= EXERCISE PROMPT =
Where a line contains the string "xlabel", copy that line.

Figure dataset records
==============================

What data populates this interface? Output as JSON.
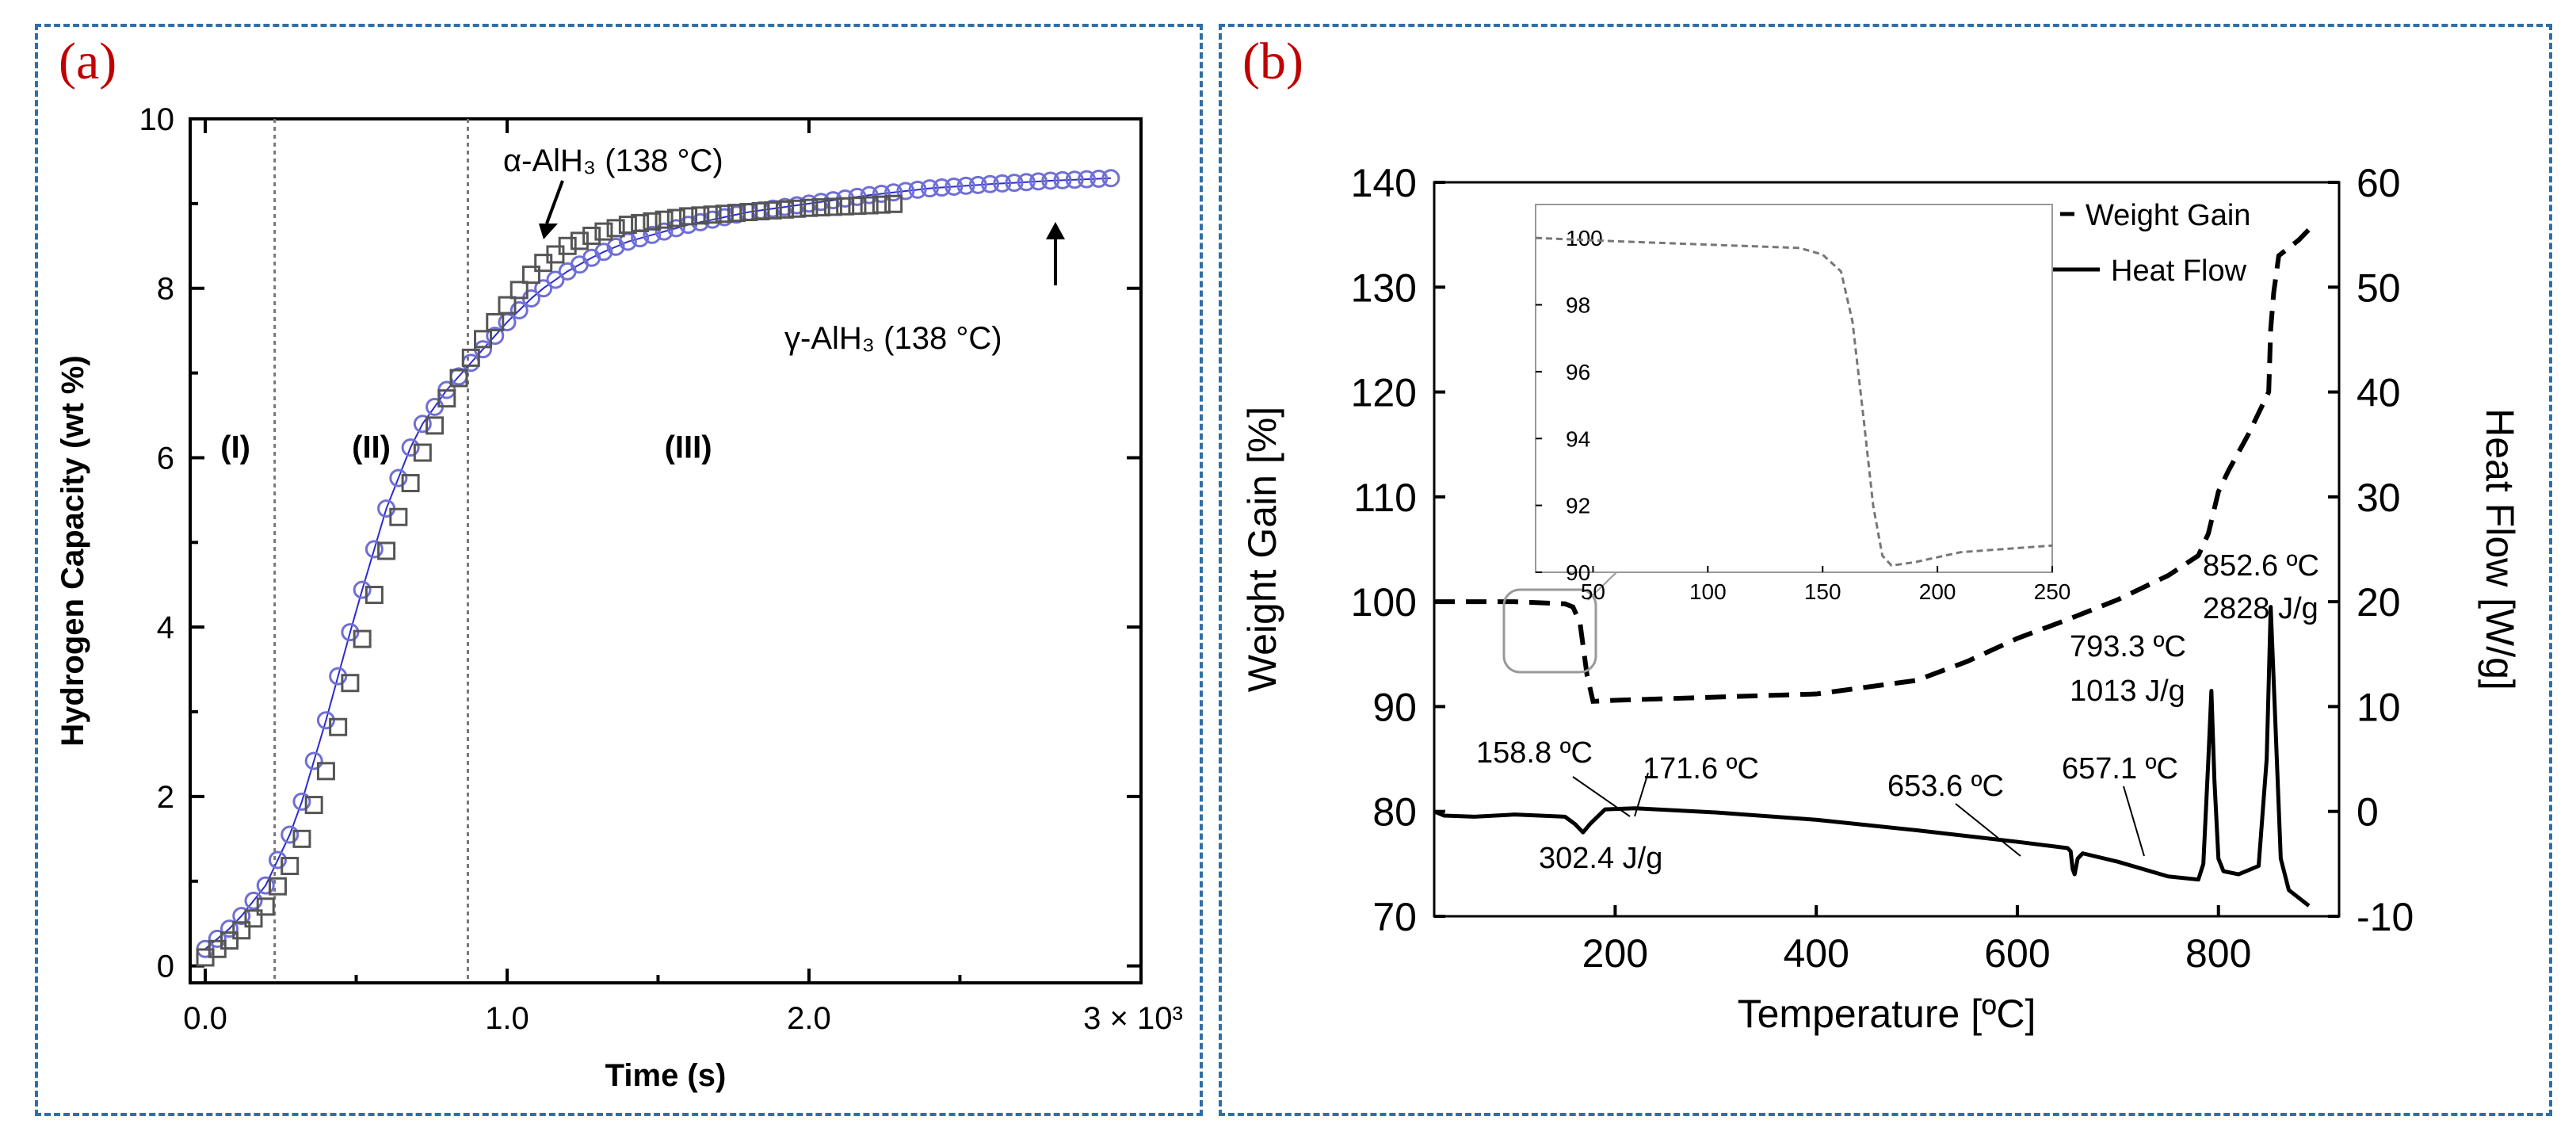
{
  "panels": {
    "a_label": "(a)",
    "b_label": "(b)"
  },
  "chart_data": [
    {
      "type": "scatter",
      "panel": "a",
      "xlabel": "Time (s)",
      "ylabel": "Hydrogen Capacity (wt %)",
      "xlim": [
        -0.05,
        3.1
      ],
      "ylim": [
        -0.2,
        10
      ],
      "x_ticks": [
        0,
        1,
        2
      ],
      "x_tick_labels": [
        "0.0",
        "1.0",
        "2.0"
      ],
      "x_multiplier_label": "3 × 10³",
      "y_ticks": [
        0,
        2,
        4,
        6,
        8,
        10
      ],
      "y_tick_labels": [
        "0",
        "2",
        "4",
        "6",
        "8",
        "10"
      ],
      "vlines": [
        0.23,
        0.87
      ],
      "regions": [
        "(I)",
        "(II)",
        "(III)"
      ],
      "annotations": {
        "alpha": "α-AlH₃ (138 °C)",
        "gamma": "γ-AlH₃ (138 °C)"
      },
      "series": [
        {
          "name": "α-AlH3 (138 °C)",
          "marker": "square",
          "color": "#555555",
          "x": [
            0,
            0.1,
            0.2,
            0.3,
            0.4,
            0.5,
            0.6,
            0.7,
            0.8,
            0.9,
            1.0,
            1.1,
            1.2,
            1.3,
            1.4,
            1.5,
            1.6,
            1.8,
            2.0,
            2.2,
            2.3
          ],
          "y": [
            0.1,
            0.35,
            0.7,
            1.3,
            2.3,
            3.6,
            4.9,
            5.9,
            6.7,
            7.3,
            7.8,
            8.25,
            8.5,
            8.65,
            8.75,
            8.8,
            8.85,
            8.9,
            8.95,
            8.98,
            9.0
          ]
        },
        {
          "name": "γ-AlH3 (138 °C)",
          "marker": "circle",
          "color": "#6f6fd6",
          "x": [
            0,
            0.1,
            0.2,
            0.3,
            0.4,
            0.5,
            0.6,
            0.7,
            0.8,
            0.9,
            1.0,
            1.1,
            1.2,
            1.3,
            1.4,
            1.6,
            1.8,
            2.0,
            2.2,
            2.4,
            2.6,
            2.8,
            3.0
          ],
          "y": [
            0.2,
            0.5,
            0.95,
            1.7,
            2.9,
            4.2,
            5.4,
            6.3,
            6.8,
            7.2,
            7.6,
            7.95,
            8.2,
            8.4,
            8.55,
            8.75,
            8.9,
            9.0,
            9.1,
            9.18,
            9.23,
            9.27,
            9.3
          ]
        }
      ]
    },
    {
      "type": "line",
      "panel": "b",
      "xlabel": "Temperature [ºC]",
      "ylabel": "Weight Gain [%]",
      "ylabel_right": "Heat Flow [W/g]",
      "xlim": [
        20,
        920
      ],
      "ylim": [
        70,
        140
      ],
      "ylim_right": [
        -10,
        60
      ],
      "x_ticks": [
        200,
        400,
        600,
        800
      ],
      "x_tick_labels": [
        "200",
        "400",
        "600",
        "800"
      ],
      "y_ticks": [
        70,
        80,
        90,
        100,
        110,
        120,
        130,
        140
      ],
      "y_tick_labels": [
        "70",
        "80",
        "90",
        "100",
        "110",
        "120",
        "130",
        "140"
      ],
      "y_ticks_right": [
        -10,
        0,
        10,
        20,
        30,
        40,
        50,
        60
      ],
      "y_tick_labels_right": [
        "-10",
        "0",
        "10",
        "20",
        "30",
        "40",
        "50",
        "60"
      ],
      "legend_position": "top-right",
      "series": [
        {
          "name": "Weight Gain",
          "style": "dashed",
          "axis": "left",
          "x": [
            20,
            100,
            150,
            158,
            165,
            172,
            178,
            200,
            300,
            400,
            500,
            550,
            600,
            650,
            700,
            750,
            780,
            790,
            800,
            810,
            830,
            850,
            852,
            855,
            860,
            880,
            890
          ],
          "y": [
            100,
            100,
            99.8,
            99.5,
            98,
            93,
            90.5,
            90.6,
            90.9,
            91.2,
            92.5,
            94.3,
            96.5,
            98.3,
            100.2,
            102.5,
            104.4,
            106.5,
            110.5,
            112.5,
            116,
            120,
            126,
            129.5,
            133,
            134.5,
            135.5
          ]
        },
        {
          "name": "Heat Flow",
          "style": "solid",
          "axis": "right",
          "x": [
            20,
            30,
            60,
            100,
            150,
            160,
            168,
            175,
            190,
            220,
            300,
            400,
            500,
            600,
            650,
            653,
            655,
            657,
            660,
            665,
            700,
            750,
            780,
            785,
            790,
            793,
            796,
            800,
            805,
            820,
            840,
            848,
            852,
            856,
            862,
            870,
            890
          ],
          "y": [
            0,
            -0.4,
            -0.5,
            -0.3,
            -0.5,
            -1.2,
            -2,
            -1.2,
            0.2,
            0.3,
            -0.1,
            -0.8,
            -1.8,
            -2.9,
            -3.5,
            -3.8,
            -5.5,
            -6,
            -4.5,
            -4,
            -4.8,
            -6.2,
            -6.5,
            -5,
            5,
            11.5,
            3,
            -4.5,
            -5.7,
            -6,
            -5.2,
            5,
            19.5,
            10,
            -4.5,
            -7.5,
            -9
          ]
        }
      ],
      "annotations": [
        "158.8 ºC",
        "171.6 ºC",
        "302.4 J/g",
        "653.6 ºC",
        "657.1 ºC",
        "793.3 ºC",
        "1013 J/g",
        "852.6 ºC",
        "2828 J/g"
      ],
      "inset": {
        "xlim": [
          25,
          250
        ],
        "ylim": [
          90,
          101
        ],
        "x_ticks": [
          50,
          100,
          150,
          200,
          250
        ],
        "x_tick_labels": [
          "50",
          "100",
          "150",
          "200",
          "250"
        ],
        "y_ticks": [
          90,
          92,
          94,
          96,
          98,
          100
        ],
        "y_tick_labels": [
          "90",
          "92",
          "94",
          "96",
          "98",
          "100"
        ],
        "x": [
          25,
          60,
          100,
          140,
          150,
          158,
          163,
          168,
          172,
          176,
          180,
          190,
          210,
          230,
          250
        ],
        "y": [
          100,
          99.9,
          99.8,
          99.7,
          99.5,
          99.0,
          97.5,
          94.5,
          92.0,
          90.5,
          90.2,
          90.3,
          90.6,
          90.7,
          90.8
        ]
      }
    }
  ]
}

==============================

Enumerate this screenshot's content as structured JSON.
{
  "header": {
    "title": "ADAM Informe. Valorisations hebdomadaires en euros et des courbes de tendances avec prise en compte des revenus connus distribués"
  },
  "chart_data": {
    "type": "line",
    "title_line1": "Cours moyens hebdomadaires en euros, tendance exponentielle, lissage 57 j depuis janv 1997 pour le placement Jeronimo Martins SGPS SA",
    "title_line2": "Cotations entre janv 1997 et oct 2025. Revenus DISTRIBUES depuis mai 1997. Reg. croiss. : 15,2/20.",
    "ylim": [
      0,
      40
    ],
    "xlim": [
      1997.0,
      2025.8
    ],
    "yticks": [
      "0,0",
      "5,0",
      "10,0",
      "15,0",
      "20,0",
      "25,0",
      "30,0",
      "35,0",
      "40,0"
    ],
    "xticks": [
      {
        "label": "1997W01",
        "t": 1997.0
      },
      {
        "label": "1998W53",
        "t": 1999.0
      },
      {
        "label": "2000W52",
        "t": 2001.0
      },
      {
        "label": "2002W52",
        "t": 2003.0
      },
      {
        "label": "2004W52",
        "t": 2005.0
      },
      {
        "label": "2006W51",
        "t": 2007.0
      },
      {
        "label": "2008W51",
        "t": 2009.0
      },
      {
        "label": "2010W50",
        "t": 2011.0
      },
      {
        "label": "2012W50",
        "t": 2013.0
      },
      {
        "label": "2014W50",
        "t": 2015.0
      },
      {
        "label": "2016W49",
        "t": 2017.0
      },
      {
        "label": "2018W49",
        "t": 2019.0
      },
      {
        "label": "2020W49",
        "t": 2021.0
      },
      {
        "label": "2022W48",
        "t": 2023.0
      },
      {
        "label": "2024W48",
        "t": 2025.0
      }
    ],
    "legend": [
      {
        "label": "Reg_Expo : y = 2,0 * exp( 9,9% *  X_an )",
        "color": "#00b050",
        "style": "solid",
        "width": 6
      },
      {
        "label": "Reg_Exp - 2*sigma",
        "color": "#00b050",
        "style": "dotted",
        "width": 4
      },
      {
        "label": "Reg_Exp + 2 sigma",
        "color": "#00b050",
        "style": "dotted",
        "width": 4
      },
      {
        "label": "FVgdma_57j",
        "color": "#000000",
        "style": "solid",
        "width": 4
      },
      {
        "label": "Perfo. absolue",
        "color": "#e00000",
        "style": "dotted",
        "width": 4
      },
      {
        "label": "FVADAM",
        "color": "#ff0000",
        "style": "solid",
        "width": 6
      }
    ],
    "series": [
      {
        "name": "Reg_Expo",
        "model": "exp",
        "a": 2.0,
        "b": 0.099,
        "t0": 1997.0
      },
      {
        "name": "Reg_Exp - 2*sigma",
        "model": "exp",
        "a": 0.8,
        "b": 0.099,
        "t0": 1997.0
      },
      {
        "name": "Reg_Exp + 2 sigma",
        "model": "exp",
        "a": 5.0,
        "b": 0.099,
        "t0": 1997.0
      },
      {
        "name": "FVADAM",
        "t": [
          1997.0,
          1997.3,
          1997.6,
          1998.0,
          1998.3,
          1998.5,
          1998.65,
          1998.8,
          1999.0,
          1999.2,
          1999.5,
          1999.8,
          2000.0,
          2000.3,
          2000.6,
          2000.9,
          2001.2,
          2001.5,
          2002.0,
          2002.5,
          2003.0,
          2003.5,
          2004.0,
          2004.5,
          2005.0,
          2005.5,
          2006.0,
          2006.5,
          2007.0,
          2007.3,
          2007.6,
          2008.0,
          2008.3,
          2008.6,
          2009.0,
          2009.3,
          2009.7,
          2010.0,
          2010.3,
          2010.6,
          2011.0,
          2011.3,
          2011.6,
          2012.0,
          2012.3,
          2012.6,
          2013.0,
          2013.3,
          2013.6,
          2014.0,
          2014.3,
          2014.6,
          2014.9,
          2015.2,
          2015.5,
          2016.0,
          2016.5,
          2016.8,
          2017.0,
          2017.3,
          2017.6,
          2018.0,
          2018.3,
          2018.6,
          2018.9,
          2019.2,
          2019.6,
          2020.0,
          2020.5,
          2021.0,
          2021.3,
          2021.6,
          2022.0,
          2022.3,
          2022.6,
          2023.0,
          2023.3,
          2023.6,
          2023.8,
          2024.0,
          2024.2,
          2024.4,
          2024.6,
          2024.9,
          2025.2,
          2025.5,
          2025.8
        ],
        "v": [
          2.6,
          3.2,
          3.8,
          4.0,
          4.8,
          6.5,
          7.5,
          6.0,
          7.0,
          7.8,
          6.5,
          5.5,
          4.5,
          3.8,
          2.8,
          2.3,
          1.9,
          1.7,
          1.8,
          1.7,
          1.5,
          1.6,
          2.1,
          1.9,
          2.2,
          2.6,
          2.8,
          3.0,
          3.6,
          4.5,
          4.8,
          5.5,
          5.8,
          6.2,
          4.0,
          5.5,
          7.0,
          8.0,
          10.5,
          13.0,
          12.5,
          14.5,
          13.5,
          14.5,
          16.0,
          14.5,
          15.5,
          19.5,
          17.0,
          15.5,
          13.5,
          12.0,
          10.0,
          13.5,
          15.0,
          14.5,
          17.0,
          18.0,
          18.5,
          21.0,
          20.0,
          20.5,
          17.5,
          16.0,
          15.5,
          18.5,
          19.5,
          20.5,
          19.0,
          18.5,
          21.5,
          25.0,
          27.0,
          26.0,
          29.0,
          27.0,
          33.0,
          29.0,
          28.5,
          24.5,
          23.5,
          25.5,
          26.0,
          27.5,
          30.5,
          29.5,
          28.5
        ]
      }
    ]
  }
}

==============================

= ANSWER FOR THE TASK =
      "xlabel": "Time (s)",
      "xlabel": "Temperature [ºC]",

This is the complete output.